◆ **Data provided**
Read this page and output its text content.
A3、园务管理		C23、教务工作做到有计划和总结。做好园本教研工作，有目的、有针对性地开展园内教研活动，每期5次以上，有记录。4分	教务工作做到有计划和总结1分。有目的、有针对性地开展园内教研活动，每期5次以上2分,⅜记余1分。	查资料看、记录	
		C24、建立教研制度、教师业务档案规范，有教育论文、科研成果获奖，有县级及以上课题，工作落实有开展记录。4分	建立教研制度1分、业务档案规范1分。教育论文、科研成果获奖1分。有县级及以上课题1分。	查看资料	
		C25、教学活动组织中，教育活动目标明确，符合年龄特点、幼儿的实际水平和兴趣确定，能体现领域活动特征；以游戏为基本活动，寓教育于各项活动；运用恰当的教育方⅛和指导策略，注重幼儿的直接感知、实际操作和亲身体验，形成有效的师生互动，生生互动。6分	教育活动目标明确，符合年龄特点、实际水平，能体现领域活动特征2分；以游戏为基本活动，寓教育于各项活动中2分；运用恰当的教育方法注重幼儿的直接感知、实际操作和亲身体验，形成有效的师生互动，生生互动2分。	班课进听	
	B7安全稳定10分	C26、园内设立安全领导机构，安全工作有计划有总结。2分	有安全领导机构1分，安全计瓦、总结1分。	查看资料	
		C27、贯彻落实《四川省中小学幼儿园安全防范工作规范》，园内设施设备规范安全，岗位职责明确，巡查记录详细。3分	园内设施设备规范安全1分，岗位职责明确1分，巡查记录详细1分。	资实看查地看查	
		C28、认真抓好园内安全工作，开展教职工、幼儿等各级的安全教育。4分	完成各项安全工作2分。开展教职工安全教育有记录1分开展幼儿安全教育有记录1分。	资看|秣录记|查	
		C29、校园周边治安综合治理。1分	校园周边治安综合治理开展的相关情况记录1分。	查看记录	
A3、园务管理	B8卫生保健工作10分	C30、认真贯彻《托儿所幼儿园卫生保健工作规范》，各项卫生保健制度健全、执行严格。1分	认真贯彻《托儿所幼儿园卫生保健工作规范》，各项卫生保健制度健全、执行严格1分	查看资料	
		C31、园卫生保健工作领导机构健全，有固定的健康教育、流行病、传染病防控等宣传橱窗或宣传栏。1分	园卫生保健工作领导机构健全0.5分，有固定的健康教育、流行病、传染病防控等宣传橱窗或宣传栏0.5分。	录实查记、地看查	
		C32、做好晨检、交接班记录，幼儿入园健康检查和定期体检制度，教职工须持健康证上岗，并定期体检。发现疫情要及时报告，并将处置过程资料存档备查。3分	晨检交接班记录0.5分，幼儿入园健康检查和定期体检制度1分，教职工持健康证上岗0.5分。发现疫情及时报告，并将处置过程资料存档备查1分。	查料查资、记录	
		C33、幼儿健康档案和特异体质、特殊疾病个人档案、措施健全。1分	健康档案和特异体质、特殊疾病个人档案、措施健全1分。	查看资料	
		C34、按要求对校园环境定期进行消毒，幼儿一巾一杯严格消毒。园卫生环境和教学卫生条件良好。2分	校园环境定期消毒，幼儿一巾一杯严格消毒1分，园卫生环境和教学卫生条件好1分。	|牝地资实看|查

◆ **Task objective**
Write the listing out again, exactly as shown above.

◆ **Solution for this problem**
Read this page and output its text content.
A3、园务管理		C23、教务工作做到有计划和总结。做好园本教研工作，有目的、有针对性地开展园内教研活动，每期5次以上，有记录。4分	教务工作做到有计划和总结1分。有目的、有针对性地开展园内教研活动，每期5次以上2分,⅜记余1分。	查资料看、记录	
		C24、建立教研制度、教师业务档案规范，有教育论文、科研成果获奖，有县级及以上课题，工作落实有开展记录。4分	建立教研制度1分、业务档案规范1分。教育论文、科研成果获奖1分。有县级及以上课题1分。	查看资料	
		C25、教学活动组织中，教育活动目标明确，符合年龄特点、幼儿的实际水平和兴趣确定，能体现领域活动特征；以游戏为基本活动，寓教育于各项活动；运用恰当的教育方⅛和指导策略，注重幼儿的直接感知、实际操作和亲身体验，形成有效的师生互动，生生互动。6分	教育活动目标明确，符合年龄特点、实际水平，能体现领域活动特征2分；以游戏为基本活动，寓教育于各项活动中2分；运用恰当的教育方法注重幼儿的直接感知、实际操作和亲身体验，形成有效的师生互动，生生互动2分。	班课进听	
	B7安全稳定10分	C26、园内设立安全领导机构，安全工作有计划有总结。2分	有安全领导机构1分，安全计瓦、总结1分。	查看资料	
		C27、贯彻落实《四川省中小学幼儿园安全防范工作规范》，园内设施设备规范安全，岗位职责明确，巡查记录详细。3分	园内设施设备规范安全1分，岗位职责明确1分，巡查记录详细1分。	资实看查地看查	
		C28、认真抓好园内安全工作，开展教职工、幼儿等各级的安全教育。4分	完成各项安全工作2分。开展教职工安全教育有记录1分开展幼儿安全教育有记录1分。	资看|秣录记|查	
		C29、校园周边治安综合治理。1分	校园周边治安综合治理开展的相关情况记录1分。	查看记录	
A3、园务管理	B8卫生保健工作10分	C30、认真贯彻《托儿所幼儿园卫生保健工作规范》，各项卫生保健制度健全、执行严格。1分	认真贯彻《托儿所幼儿园卫生保健工作规范》，各项卫生保健制度健全、执行严格1分	查看资料	
		C31、园卫生保健工作领导机构健全，有固定的健康教育、流行病、传染病防控等宣传橱窗或宣传栏。1分	园卫生保健工作领导机构健全0.5分，有固定的健康教育、流行病、传染病防控等宣传橱窗或宣传栏0.5分。	录实查记、地看查	
		C32、做好晨检、交接班记录，幼儿入园健康检查和定期体检制度，教职工须持健康证上岗，并定期体检。发现疫情要及时报告，并将处置过程资料存档备查。3分	晨检交接班记录0.5分，幼儿入园健康检查和定期体检制度1分，教职工持健康证上岗0.5分。发现疫情及时报告，并将处置过程资料存档备查1分。	查料查资、记录	
		C33、幼儿健康档案和特异体质、特殊疾病个人档案、措施健全。1分	健康档案和特异体质、特殊疾病个人档案、措施健全1分。	查看资料	
		C34、按要求对校园环境定期进行消毒，幼儿一巾一杯严格消毒。园卫生环境和教学卫生条件良好。2分	校园环境定期消毒，幼儿一巾一杯严格消毒1分，园卫生环境和教学卫生条件好1分。	|牝地资实看|查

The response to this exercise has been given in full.